### THE REQUEST
Only the pictures stay out; every record is to be quoted exactly.

+ + +

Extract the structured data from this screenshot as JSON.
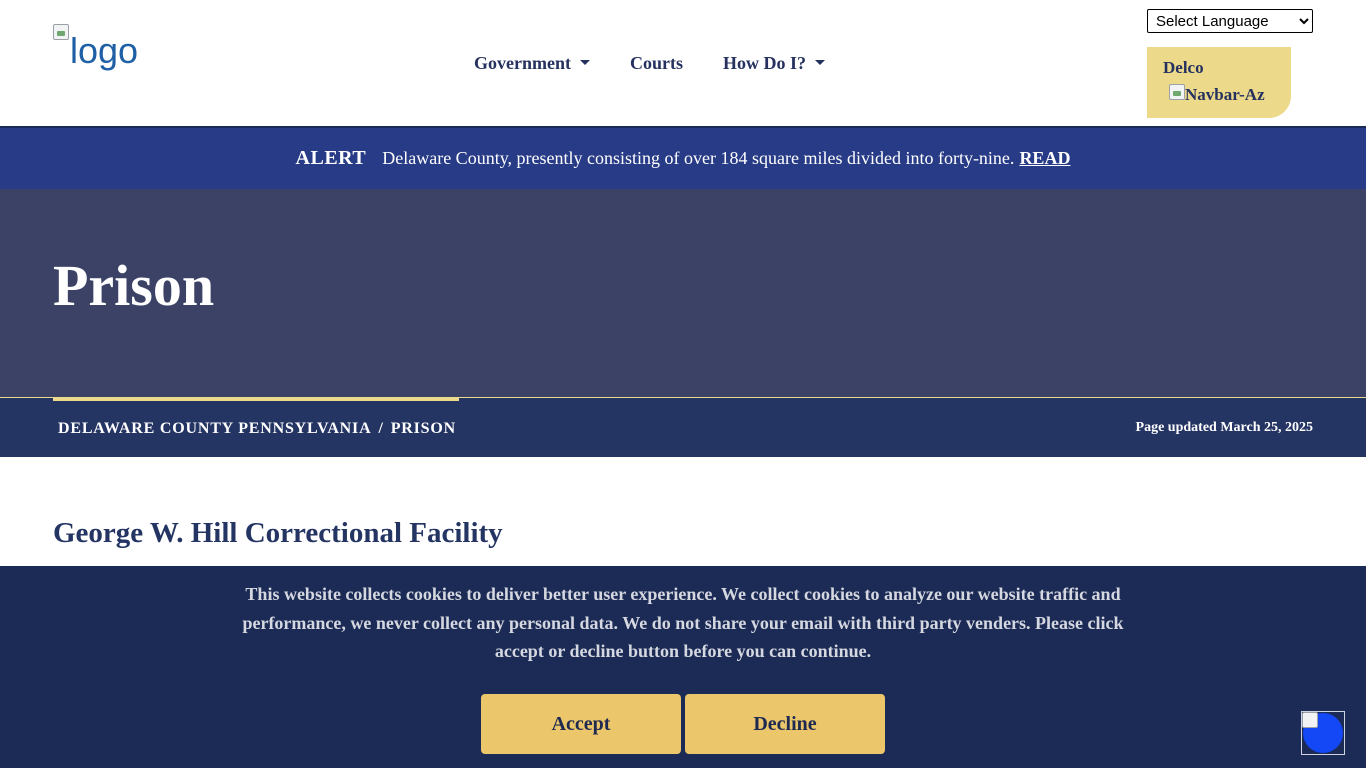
{
  "header": {
    "logo_alt": "logo",
    "nav": [
      {
        "label": "Government",
        "has_dropdown": true
      },
      {
        "label": "Courts",
        "has_dropdown": false
      },
      {
        "label": "How Do I?",
        "has_dropdown": true
      }
    ],
    "language_select": {
      "selected": "Select Language"
    },
    "delco_box": {
      "label": "Delco",
      "image_alt": "Navbar-Az"
    }
  },
  "alert": {
    "label": "ALERT",
    "text": "Delaware County, presently consisting of over 184 square miles divided into forty-nine.",
    "link": "READ"
  },
  "hero": {
    "title": "Prison"
  },
  "breadcrumb": {
    "items": [
      "DELAWARE COUNTY PENNSYLVANIA",
      "PRISON"
    ],
    "separator": "/",
    "updated": "Page updated March 25, 2025"
  },
  "content": {
    "heading": "George W. Hill Correctional Facility"
  },
  "cookie_banner": {
    "text": "This website collects cookies to deliver better user experience. We collect cookies to analyze our website traffic and performance, we never collect any personal data. We do not share your email with third party venders. Please click accept or decline button before you can continue.",
    "accept_label": "Accept",
    "decline_label": "Decline"
  },
  "colors": {
    "navy": "#243463",
    "alert_blue": "#283b86",
    "hero_slate": "#3b4266",
    "gold": "#edd98a",
    "button_gold": "#ecc66b",
    "cookie_bg": "#1c2b55",
    "a11y_blue": "#1447f5"
  },
  "icons": {
    "broken_image": "broken-image-icon",
    "dropdown_caret": "chevron-down-icon",
    "accessibility": "accessibility-icon"
  }
}
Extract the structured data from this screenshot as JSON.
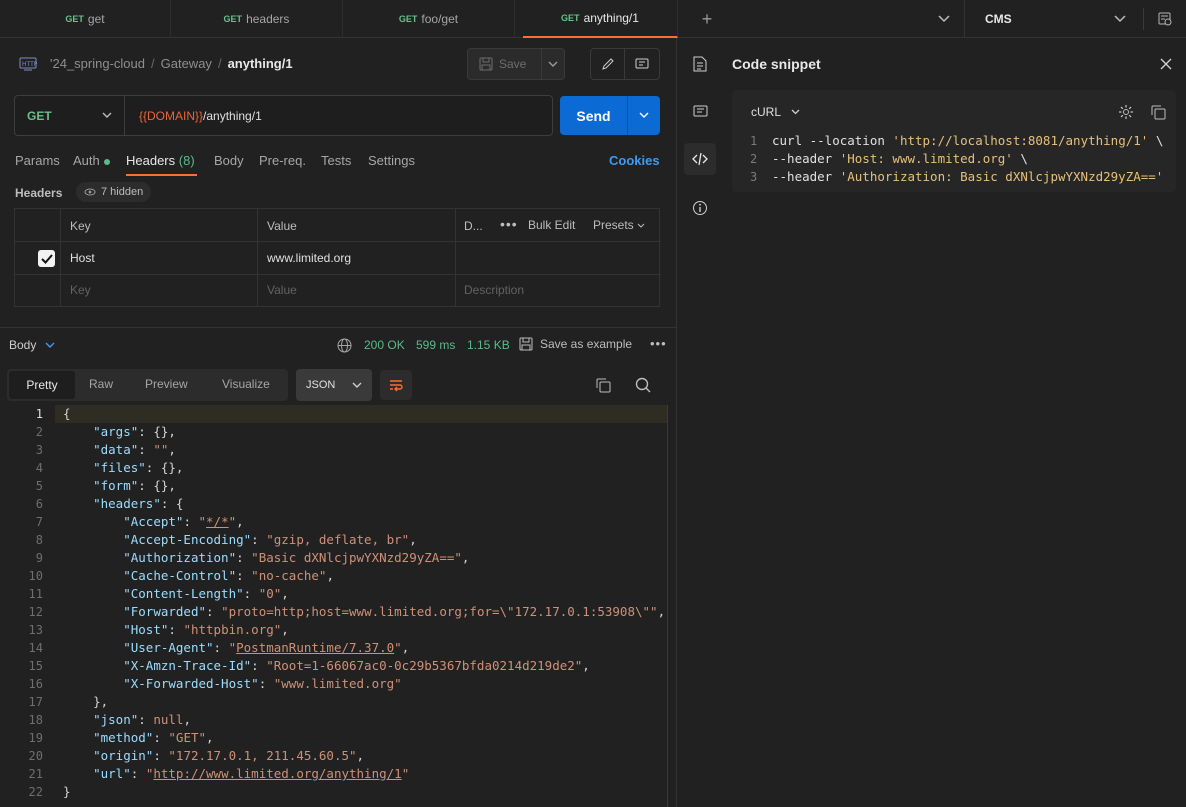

+ + +

### ANSWER FOR THIS EXERCISE
Extract the structured data from this screenshot as JSON.
{
  "header": {
    "logo_alt": "logo",
    "nav": [
      {
        "label": "Government",
        "has_dropdown": true
      },
      {
        "label": "Courts",
        "has_dropdown": false
      },
      {
        "label": "How Do I?",
        "has_dropdown": true
      }
    ],
    "language_select": {
      "selected": "Select Language"
    },
    "delco_box": {
      "label": "Delco",
      "image_alt": "Navbar-Az"
    }
  },
  "alert": {
    "label": "ALERT",
    "text": "Delaware County, presently consisting of over 184 square miles divided into forty-nine.",
    "link": "READ"
  },
  "hero": {
    "title": "Prison"
  },
  "breadcrumb": {
    "items": [
      "DELAWARE COUNTY PENNSYLVANIA",
      "PRISON"
    ],
    "separator": "/",
    "updated": "Page updated March 25, 2025"
  },
  "content": {
    "heading": "George W. Hill Correctional Facility"
  },
  "cookie_banner": {
    "text": "This website collects cookies to deliver better user experience. We collect cookies to analyze our website traffic and performance, we never collect any personal data. We do not share your email with third party venders. Please click accept or decline button before you can continue.",
    "accept_label": "Accept",
    "decline_label": "Decline"
  },
  "colors": {
    "navy": "#243463",
    "alert_blue": "#283b86",
    "hero_slate": "#3b4266",
    "gold": "#edd98a",
    "button_gold": "#ecc66b",
    "cookie_bg": "#1c2b55",
    "a11y_blue": "#1447f5"
  },
  "icons": {
    "broken_image": "broken-image-icon",
    "dropdown_caret": "chevron-down-icon",
    "accessibility": "accessibility-icon"
  }
}
Extract the structured data from this screenshot as JSON.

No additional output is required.